### Task prompt
Repeat every record below exactly, omitting any pictures.

### Entries
'''

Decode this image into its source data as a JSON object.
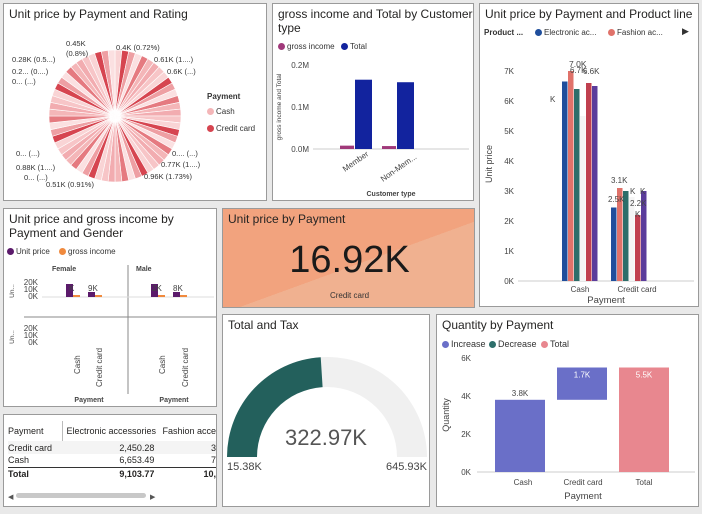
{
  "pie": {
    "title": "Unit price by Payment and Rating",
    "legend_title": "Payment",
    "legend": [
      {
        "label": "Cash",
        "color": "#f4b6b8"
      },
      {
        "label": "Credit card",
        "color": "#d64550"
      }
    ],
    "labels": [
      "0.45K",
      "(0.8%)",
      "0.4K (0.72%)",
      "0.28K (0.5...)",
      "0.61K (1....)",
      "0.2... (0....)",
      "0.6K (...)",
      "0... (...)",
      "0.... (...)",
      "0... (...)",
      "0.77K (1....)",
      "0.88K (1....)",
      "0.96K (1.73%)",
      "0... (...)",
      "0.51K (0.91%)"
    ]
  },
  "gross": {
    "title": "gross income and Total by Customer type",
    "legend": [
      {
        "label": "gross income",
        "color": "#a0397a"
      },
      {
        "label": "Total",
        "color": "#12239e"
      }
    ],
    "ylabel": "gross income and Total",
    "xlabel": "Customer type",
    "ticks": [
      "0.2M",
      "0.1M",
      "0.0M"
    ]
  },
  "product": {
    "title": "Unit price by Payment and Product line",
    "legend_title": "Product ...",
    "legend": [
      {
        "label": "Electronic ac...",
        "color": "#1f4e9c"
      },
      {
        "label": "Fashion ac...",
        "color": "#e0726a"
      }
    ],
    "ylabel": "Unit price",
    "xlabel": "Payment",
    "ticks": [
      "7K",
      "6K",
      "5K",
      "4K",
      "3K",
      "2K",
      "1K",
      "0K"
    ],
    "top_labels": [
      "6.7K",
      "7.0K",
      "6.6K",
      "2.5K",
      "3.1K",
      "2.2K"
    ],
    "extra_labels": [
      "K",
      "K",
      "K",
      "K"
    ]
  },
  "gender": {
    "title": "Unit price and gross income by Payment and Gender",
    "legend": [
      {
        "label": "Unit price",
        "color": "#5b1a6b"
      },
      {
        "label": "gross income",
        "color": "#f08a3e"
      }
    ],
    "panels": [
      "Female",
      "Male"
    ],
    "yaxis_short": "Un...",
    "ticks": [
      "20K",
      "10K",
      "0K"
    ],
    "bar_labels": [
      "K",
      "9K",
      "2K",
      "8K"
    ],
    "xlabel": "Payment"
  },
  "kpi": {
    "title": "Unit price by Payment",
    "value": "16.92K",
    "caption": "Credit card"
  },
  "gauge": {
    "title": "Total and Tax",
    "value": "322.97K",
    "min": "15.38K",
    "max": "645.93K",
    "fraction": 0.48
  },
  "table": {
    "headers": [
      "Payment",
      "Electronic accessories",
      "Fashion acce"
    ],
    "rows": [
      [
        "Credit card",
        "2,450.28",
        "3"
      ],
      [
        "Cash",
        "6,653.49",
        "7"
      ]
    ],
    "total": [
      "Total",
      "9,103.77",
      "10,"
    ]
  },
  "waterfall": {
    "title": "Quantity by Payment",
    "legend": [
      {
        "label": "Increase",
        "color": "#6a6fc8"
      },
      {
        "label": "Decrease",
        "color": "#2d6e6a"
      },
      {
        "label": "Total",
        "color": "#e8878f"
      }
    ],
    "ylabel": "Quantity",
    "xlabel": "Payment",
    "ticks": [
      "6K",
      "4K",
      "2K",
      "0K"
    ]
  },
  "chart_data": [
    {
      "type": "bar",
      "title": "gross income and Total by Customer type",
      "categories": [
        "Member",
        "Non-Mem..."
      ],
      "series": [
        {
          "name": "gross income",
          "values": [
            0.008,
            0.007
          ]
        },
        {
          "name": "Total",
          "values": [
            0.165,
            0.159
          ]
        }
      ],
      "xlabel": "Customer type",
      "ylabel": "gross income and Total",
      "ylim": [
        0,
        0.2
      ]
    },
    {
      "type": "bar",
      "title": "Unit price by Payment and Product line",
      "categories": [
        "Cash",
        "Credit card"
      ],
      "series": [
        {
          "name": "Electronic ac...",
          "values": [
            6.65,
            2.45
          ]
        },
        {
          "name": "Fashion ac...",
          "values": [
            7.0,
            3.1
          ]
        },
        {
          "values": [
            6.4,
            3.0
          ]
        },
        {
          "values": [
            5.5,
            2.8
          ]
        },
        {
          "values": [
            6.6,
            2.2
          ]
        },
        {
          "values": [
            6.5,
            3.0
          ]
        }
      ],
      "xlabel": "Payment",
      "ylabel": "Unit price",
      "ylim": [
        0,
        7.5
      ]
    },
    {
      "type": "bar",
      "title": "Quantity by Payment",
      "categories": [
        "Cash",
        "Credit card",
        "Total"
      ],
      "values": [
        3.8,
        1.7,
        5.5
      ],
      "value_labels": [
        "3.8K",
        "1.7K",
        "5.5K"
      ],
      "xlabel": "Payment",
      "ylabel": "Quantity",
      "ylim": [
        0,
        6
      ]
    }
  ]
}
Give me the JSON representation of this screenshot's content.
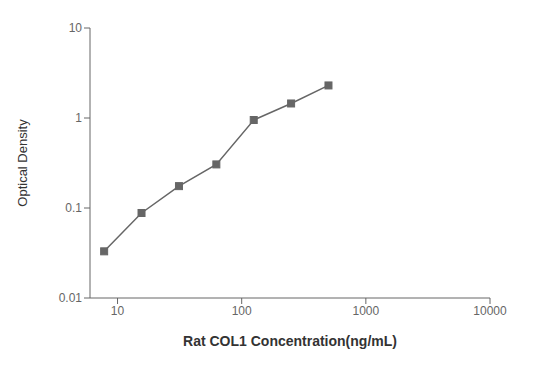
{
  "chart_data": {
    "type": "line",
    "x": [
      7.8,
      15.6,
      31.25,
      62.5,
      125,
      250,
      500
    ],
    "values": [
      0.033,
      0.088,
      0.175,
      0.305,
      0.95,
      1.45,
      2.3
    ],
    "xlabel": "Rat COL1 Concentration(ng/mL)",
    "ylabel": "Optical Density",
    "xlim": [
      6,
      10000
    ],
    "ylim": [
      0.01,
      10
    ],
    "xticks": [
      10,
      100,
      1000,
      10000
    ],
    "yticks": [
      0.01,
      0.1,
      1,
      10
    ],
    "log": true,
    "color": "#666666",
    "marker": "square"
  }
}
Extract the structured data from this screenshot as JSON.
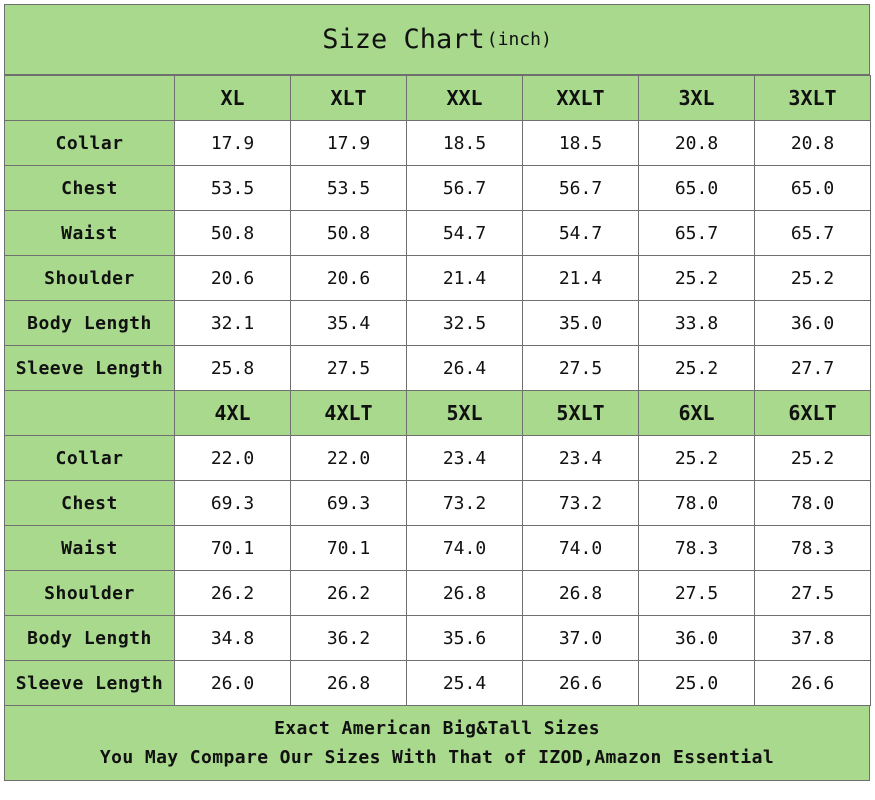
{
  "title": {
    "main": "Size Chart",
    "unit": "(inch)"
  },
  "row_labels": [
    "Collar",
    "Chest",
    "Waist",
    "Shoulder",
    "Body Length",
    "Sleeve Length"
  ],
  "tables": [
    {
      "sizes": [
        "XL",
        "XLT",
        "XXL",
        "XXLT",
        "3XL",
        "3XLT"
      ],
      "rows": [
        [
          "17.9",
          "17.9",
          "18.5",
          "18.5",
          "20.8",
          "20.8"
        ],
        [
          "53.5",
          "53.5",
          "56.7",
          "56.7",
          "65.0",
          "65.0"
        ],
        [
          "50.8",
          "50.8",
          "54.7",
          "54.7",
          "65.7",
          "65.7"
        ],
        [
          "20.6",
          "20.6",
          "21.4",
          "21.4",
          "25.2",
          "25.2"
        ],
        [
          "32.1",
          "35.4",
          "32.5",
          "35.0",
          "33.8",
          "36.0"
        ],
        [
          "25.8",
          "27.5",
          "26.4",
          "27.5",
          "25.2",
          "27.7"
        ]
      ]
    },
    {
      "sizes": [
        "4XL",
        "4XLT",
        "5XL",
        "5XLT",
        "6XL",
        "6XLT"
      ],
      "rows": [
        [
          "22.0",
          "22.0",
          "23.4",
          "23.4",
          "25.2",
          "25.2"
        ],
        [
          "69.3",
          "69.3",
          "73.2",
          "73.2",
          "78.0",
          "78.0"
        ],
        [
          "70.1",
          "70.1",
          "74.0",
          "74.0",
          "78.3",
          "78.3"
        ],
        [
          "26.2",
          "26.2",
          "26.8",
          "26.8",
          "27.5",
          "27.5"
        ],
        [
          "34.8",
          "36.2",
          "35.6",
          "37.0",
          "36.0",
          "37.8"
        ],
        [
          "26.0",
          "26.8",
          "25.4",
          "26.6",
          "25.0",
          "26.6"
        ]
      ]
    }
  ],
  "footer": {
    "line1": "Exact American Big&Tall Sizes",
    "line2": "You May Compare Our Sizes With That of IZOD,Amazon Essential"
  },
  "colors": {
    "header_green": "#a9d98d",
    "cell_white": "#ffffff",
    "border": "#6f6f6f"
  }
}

'''

### Final result
Decode this image into its source data as a JSON object.
{
  "pie": {
    "title": "Unit price by Payment and Rating",
    "legend_title": "Payment",
    "legend": [
      {
        "label": "Cash",
        "color": "#f4b6b8"
      },
      {
        "label": "Credit card",
        "color": "#d64550"
      }
    ],
    "labels": [
      "0.45K",
      "(0.8%)",
      "0.4K (0.72%)",
      "0.28K (0.5...)",
      "0.61K (1....)",
      "0.2... (0....)",
      "0.6K (...)",
      "0... (...)",
      "0.... (...)",
      "0... (...)",
      "0.77K (1....)",
      "0.88K (1....)",
      "0.96K (1.73%)",
      "0... (...)",
      "0.51K (0.91%)"
    ]
  },
  "gross": {
    "title": "gross income and Total by Customer type",
    "legend": [
      {
        "label": "gross income",
        "color": "#a0397a"
      },
      {
        "label": "Total",
        "color": "#12239e"
      }
    ],
    "ylabel": "gross income and Total",
    "xlabel": "Customer type",
    "ticks": [
      "0.2M",
      "0.1M",
      "0.0M"
    ]
  },
  "product": {
    "title": "Unit price by Payment and Product line",
    "legend_title": "Product ...",
    "legend": [
      {
        "label": "Electronic ac...",
        "color": "#1f4e9c"
      },
      {
        "label": "Fashion ac...",
        "color": "#e0726a"
      }
    ],
    "ylabel": "Unit price",
    "xlabel": "Payment",
    "ticks": [
      "7K",
      "6K",
      "5K",
      "4K",
      "3K",
      "2K",
      "1K",
      "0K"
    ],
    "top_labels": [
      "6.7K",
      "7.0K",
      "6.6K",
      "2.5K",
      "3.1K",
      "2.2K"
    ],
    "extra_labels": [
      "K",
      "K",
      "K",
      "K"
    ]
  },
  "gender": {
    "title": "Unit price and gross income by Payment and Gender",
    "legend": [
      {
        "label": "Unit price",
        "color": "#5b1a6b"
      },
      {
        "label": "gross income",
        "color": "#f08a3e"
      }
    ],
    "panels": [
      "Female",
      "Male"
    ],
    "yaxis_short": "Un...",
    "ticks": [
      "20K",
      "10K",
      "0K"
    ],
    "bar_labels": [
      "K",
      "9K",
      "2K",
      "8K"
    ],
    "xlabel": "Payment"
  },
  "kpi": {
    "title": "Unit price by Payment",
    "value": "16.92K",
    "caption": "Credit card"
  },
  "gauge": {
    "title": "Total and Tax",
    "value": "322.97K",
    "min": "15.38K",
    "max": "645.93K",
    "fraction": 0.48
  },
  "table": {
    "headers": [
      "Payment",
      "Electronic accessories",
      "Fashion acce"
    ],
    "rows": [
      [
        "Credit card",
        "2,450.28",
        "3"
      ],
      [
        "Cash",
        "6,653.49",
        "7"
      ]
    ],
    "total": [
      "Total",
      "9,103.77",
      "10,"
    ]
  },
  "waterfall": {
    "title": "Quantity by Payment",
    "legend": [
      {
        "label": "Increase",
        "color": "#6a6fc8"
      },
      {
        "label": "Decrease",
        "color": "#2d6e6a"
      },
      {
        "label": "Total",
        "color": "#e8878f"
      }
    ],
    "ylabel": "Quantity",
    "xlabel": "Payment",
    "ticks": [
      "6K",
      "4K",
      "2K",
      "0K"
    ]
  },
  "chart_data": [
    {
      "type": "bar",
      "title": "gross income and Total by Customer type",
      "categories": [
        "Member",
        "Non-Mem..."
      ],
      "series": [
        {
          "name": "gross income",
          "values": [
            0.008,
            0.007
          ]
        },
        {
          "name": "Total",
          "values": [
            0.165,
            0.159
          ]
        }
      ],
      "xlabel": "Customer type",
      "ylabel": "gross income and Total",
      "ylim": [
        0,
        0.2
      ]
    },
    {
      "type": "bar",
      "title": "Unit price by Payment and Product line",
      "categories": [
        "Cash",
        "Credit card"
      ],
      "series": [
        {
          "name": "Electronic ac...",
          "values": [
            6.65,
            2.45
          ]
        },
        {
          "name": "Fashion ac...",
          "values": [
            7.0,
            3.1
          ]
        },
        {
          "values": [
            6.4,
            3.0
          ]
        },
        {
          "values": [
            5.5,
            2.8
          ]
        },
        {
          "values": [
            6.6,
            2.2
          ]
        },
        {
          "values": [
            6.5,
            3.0
          ]
        }
      ],
      "xlabel": "Payment",
      "ylabel": "Unit price",
      "ylim": [
        0,
        7.5
      ]
    },
    {
      "type": "bar",
      "title": "Quantity by Payment",
      "categories": [
        "Cash",
        "Credit card",
        "Total"
      ],
      "values": [
        3.8,
        1.7,
        5.5
      ],
      "value_labels": [
        "3.8K",
        "1.7K",
        "5.5K"
      ],
      "xlabel": "Payment",
      "ylabel": "Quantity",
      "ylim": [
        0,
        6
      ]
    }
  ]
}
Give me the JSON representation of this screenshot's content.
{
  "chart_data": {
    "type": "line",
    "x": [
      7.8,
      15.6,
      31.25,
      62.5,
      125,
      250,
      500
    ],
    "values": [
      0.033,
      0.088,
      0.175,
      0.305,
      0.95,
      1.45,
      2.3
    ],
    "xlabel": "Rat COL1 Concentration(ng/mL)",
    "ylabel": "Optical Density",
    "xlim": [
      6,
      10000
    ],
    "ylim": [
      0.01,
      10
    ],
    "xticks": [
      10,
      100,
      1000,
      10000
    ],
    "yticks": [
      0.01,
      0.1,
      1,
      10
    ],
    "log": true,
    "color": "#666666",
    "marker": "square"
  }
}
Extract the structured data from this screenshot as JSON.
{
  "title": {
    "main": "Size Chart",
    "unit": "(inch)"
  },
  "row_labels": [
    "Collar",
    "Chest",
    "Waist",
    "Shoulder",
    "Body Length",
    "Sleeve Length"
  ],
  "tables": [
    {
      "sizes": [
        "XL",
        "XLT",
        "XXL",
        "XXLT",
        "3XL",
        "3XLT"
      ],
      "rows": [
        [
          "17.9",
          "17.9",
          "18.5",
          "18.5",
          "20.8",
          "20.8"
        ],
        [
          "53.5",
          "53.5",
          "56.7",
          "56.7",
          "65.0",
          "65.0"
        ],
        [
          "50.8",
          "50.8",
          "54.7",
          "54.7",
          "65.7",
          "65.7"
        ],
        [
          "20.6",
          "20.6",
          "21.4",
          "21.4",
          "25.2",
          "25.2"
        ],
        [
          "32.1",
          "35.4",
          "32.5",
          "35.0",
          "33.8",
          "36.0"
        ],
        [
          "25.8",
          "27.5",
          "26.4",
          "27.5",
          "25.2",
          "27.7"
        ]
      ]
    },
    {
      "sizes": [
        "4XL",
        "4XLT",
        "5XL",
        "5XLT",
        "6XL",
        "6XLT"
      ],
      "rows": [
        [
          "22.0",
          "22.0",
          "23.4",
          "23.4",
          "25.2",
          "25.2"
        ],
        [
          "69.3",
          "69.3",
          "73.2",
          "73.2",
          "78.0",
          "78.0"
        ],
        [
          "70.1",
          "70.1",
          "74.0",
          "74.0",
          "78.3",
          "78.3"
        ],
        [
          "26.2",
          "26.2",
          "26.8",
          "26.8",
          "27.5",
          "27.5"
        ],
        [
          "34.8",
          "36.2",
          "35.6",
          "37.0",
          "36.0",
          "37.8"
        ],
        [
          "26.0",
          "26.8",
          "25.4",
          "26.6",
          "25.0",
          "26.6"
        ]
      ]
    }
  ],
  "footer": {
    "line1": "Exact American Big&Tall Sizes",
    "line2": "You May Compare Our Sizes With That of IZOD,Amazon Essential"
  },
  "colors": {
    "header_green": "#a9d98d",
    "cell_white": "#ffffff",
    "border": "#6f6f6f"
  }
}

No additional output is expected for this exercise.